### [INPUT DATA]
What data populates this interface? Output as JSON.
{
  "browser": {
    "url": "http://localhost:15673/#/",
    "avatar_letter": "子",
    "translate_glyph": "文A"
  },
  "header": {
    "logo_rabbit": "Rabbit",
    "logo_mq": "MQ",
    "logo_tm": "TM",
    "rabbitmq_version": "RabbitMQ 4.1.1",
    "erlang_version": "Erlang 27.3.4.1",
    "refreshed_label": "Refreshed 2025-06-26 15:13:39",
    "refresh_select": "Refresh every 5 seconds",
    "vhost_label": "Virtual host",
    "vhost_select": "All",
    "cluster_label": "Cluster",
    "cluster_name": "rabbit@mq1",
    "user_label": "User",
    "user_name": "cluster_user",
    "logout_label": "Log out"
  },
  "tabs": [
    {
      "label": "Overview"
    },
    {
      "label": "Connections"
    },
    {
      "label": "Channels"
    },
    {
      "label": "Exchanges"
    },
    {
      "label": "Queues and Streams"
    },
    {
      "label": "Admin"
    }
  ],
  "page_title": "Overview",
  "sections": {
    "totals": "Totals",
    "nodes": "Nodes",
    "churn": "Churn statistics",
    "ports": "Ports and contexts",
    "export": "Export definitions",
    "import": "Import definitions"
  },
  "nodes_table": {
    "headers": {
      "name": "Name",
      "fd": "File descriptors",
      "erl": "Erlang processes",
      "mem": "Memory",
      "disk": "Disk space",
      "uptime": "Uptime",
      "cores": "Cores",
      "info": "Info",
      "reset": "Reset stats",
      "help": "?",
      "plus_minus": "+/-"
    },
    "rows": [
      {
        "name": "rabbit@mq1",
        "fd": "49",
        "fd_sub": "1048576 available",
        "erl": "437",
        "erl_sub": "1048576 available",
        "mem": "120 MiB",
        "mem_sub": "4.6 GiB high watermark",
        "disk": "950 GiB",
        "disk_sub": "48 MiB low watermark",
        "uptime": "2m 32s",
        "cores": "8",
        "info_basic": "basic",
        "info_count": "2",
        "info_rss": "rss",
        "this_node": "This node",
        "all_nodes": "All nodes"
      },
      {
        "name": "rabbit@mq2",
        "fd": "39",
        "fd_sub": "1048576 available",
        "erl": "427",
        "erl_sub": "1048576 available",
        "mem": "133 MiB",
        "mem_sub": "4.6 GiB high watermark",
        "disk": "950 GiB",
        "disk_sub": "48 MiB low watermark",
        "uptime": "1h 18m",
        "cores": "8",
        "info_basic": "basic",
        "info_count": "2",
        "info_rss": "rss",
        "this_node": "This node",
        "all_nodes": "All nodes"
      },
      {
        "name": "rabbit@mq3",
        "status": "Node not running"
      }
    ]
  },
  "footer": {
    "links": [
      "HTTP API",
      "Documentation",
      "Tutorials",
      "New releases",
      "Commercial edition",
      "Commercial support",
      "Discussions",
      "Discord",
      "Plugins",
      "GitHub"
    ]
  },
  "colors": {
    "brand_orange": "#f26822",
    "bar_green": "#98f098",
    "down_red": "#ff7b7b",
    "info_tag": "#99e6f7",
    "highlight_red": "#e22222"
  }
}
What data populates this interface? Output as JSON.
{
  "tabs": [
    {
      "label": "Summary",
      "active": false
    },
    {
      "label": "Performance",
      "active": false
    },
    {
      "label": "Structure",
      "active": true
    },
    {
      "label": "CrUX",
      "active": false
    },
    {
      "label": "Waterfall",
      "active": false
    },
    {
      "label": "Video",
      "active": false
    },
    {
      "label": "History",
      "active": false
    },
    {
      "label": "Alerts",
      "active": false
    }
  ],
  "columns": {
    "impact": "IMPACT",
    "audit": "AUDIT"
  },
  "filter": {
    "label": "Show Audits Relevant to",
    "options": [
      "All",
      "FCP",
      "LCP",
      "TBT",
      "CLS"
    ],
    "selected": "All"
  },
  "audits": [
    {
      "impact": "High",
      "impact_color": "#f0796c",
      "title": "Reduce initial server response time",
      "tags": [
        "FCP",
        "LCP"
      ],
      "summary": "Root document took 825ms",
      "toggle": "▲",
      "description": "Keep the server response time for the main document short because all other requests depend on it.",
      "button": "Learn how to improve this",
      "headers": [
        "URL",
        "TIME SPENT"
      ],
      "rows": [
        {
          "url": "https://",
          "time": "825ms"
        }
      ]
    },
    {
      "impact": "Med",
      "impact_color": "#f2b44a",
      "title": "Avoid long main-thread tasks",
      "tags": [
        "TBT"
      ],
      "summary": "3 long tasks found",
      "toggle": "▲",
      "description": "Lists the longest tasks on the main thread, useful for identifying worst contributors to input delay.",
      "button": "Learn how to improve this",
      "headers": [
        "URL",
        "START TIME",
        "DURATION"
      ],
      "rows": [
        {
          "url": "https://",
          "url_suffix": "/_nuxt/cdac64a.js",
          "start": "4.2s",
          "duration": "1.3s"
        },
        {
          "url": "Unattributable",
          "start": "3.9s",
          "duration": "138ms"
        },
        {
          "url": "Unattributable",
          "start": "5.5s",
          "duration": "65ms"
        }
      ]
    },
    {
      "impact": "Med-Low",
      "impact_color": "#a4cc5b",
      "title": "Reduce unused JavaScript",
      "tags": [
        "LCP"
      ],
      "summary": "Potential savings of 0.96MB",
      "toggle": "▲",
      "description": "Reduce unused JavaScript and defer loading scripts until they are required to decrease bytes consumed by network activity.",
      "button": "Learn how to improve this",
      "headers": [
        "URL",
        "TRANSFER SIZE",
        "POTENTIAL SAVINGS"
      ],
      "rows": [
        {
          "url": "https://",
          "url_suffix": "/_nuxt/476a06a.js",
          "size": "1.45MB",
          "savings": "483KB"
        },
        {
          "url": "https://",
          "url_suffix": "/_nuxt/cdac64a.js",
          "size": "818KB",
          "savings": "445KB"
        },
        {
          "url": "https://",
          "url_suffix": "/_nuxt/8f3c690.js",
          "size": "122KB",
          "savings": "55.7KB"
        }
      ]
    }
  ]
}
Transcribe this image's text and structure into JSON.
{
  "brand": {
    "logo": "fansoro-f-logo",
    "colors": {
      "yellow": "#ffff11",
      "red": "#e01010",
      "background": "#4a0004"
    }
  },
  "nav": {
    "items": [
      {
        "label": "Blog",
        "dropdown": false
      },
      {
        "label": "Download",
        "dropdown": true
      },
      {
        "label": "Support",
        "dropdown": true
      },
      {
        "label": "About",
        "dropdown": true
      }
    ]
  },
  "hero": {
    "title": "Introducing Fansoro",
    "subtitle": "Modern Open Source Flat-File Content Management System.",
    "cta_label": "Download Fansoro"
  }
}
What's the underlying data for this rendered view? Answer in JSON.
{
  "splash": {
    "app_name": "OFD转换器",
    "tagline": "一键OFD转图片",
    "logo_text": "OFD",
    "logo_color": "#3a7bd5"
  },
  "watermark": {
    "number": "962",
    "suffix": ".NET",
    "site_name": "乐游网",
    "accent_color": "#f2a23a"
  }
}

### [TO BE DONE]
Print out the whole listing exactly as it appears.

### [OUTPUT OF THE TASK]
What data populates this interface? Output as JSON.
{
  "browser": {
    "url": "http://localhost:15673/#/",
    "avatar_letter": "子",
    "translate_glyph": "文A"
  },
  "header": {
    "logo_rabbit": "Rabbit",
    "logo_mq": "MQ",
    "logo_tm": "TM",
    "rabbitmq_version": "RabbitMQ 4.1.1",
    "erlang_version": "Erlang 27.3.4.1",
    "refreshed_label": "Refreshed 2025-06-26 15:13:39",
    "refresh_select": "Refresh every 5 seconds",
    "vhost_label": "Virtual host",
    "vhost_select": "All",
    "cluster_label": "Cluster",
    "cluster_name": "rabbit@mq1",
    "user_label": "User",
    "user_name": "cluster_user",
    "logout_label": "Log out"
  },
  "tabs": [
    {
      "label": "Overview"
    },
    {
      "label": "Connections"
    },
    {
      "label": "Channels"
    },
    {
      "label": "Exchanges"
    },
    {
      "label": "Queues and Streams"
    },
    {
      "label": "Admin"
    }
  ],
  "page_title": "Overview",
  "sections": {
    "totals": "Totals",
    "nodes": "Nodes",
    "churn": "Churn statistics",
    "ports": "Ports and contexts",
    "export": "Export definitions",
    "import": "Import definitions"
  },
  "nodes_table": {
    "headers": {
      "name": "Name",
      "fd": "File descriptors",
      "erl": "Erlang processes",
      "mem": "Memory",
      "disk": "Disk space",
      "uptime": "Uptime",
      "cores": "Cores",
      "info": "Info",
      "reset": "Reset stats",
      "help": "?",
      "plus_minus": "+/-"
    },
    "rows": [
      {
        "name": "rabbit@mq1",
        "fd": "49",
        "fd_sub": "1048576 available",
        "erl": "437",
        "erl_sub": "1048576 available",
        "mem": "120 MiB",
        "mem_sub": "4.6 GiB high watermark",
        "disk": "950 GiB",
        "disk_sub": "48 MiB low watermark",
        "uptime": "2m 32s",
        "cores": "8",
        "info_basic": "basic",
        "info_count": "2",
        "info_rss": "rss",
        "this_node": "This node",
        "all_nodes": "All nodes"
      },
      {
        "name": "rabbit@mq2",
        "fd": "39",
        "fd_sub": "1048576 available",
        "erl": "427",
        "erl_sub": "1048576 available",
        "mem": "133 MiB",
        "mem_sub": "4.6 GiB high watermark",
        "disk": "950 GiB",
        "disk_sub": "48 MiB low watermark",
        "uptime": "1h 18m",
        "cores": "8",
        "info_basic": "basic",
        "info_count": "2",
        "info_rss": "rss",
        "this_node": "This node",
        "all_nodes": "All nodes"
      },
      {
        "name": "rabbit@mq3",
        "status": "Node not running"
      }
    ]
  },
  "footer": {
    "links": [
      "HTTP API",
      "Documentation",
      "Tutorials",
      "New releases",
      "Commercial edition",
      "Commercial support",
      "Discussions",
      "Discord",
      "Plugins",
      "GitHub"
    ]
  },
  "colors": {
    "brand_orange": "#f26822",
    "bar_green": "#98f098",
    "down_red": "#ff7b7b",
    "info_tag": "#99e6f7",
    "highlight_red": "#e22222"
  }
}
What data populates this interface? Output as JSON.
{
  "tabs": [
    {
      "label": "Summary",
      "active": false
    },
    {
      "label": "Performance",
      "active": false
    },
    {
      "label": "Structure",
      "active": true
    },
    {
      "label": "CrUX",
      "active": false
    },
    {
      "label": "Waterfall",
      "active": false
    },
    {
      "label": "Video",
      "active": false
    },
    {
      "label": "History",
      "active": false
    },
    {
      "label": "Alerts",
      "active": false
    }
  ],
  "columns": {
    "impact": "IMPACT",
    "audit": "AUDIT"
  },
  "filter": {
    "label": "Show Audits Relevant to",
    "options": [
      "All",
      "FCP",
      "LCP",
      "TBT",
      "CLS"
    ],
    "selected": "All"
  },
  "audits": [
    {
      "impact": "High",
      "impact_color": "#f0796c",
      "title": "Reduce initial server response time",
      "tags": [
        "FCP",
        "LCP"
      ],
      "summary": "Root document took 825ms",
      "toggle": "▲",
      "description": "Keep the server response time for the main document short because all other requests depend on it.",
      "button": "Learn how to improve this",
      "headers": [
        "URL",
        "TIME SPENT"
      ],
      "rows": [
        {
          "url": "https://",
          "time": "825ms"
        }
      ]
    },
    {
      "impact": "Med",
      "impact_color": "#f2b44a",
      "title": "Avoid long main-thread tasks",
      "tags": [
        "TBT"
      ],
      "summary": "3 long tasks found",
      "toggle": "▲",
      "description": "Lists the longest tasks on the main thread, useful for identifying worst contributors to input delay.",
      "button": "Learn how to improve this",
      "headers": [
        "URL",
        "START TIME",
        "DURATION"
      ],
      "rows": [
        {
          "url": "https://",
          "url_suffix": "/_nuxt/cdac64a.js",
          "start": "4.2s",
          "duration": "1.3s"
        },
        {
          "url": "Unattributable",
          "start": "3.9s",
          "duration": "138ms"
        },
        {
          "url": "Unattributable",
          "start": "5.5s",
          "duration": "65ms"
        }
      ]
    },
    {
      "impact": "Med-Low",
      "impact_color": "#a4cc5b",
      "title": "Reduce unused JavaScript",
      "tags": [
        "LCP"
      ],
      "summary": "Potential savings of 0.96MB",
      "toggle": "▲",
      "description": "Reduce unused JavaScript and defer loading scripts until they are required to decrease bytes consumed by network activity.",
      "button": "Learn how to improve this",
      "headers": [
        "URL",
        "TRANSFER SIZE",
        "POTENTIAL SAVINGS"
      ],
      "rows": [
        {
          "url": "https://",
          "url_suffix": "/_nuxt/476a06a.js",
          "size": "1.45MB",
          "savings": "483KB"
        },
        {
          "url": "https://",
          "url_suffix": "/_nuxt/cdac64a.js",
          "size": "818KB",
          "savings": "445KB"
        },
        {
          "url": "https://",
          "url_suffix": "/_nuxt/8f3c690.js",
          "size": "122KB",
          "savings": "55.7KB"
        }
      ]
    }
  ]
}
Transcribe this image's text and structure into JSON.
{
  "brand": {
    "logo": "fansoro-f-logo",
    "colors": {
      "yellow": "#ffff11",
      "red": "#e01010",
      "background": "#4a0004"
    }
  },
  "nav": {
    "items": [
      {
        "label": "Blog",
        "dropdown": false
      },
      {
        "label": "Download",
        "dropdown": true
      },
      {
        "label": "Support",
        "dropdown": true
      },
      {
        "label": "About",
        "dropdown": true
      }
    ]
  },
  "hero": {
    "title": "Introducing Fansoro",
    "subtitle": "Modern Open Source Flat-File Content Management System.",
    "cta_label": "Download Fansoro"
  }
}
What's the underlying data for this rendered view? Answer in JSON.
{
  "splash": {
    "app_name": "OFD转换器",
    "tagline": "一键OFD转图片",
    "logo_text": "OFD",
    "logo_color": "#3a7bd5"
  },
  "watermark": {
    "number": "962",
    "suffix": ".NET",
    "site_name": "乐游网",
    "accent_color": "#f2a23a"
  }
}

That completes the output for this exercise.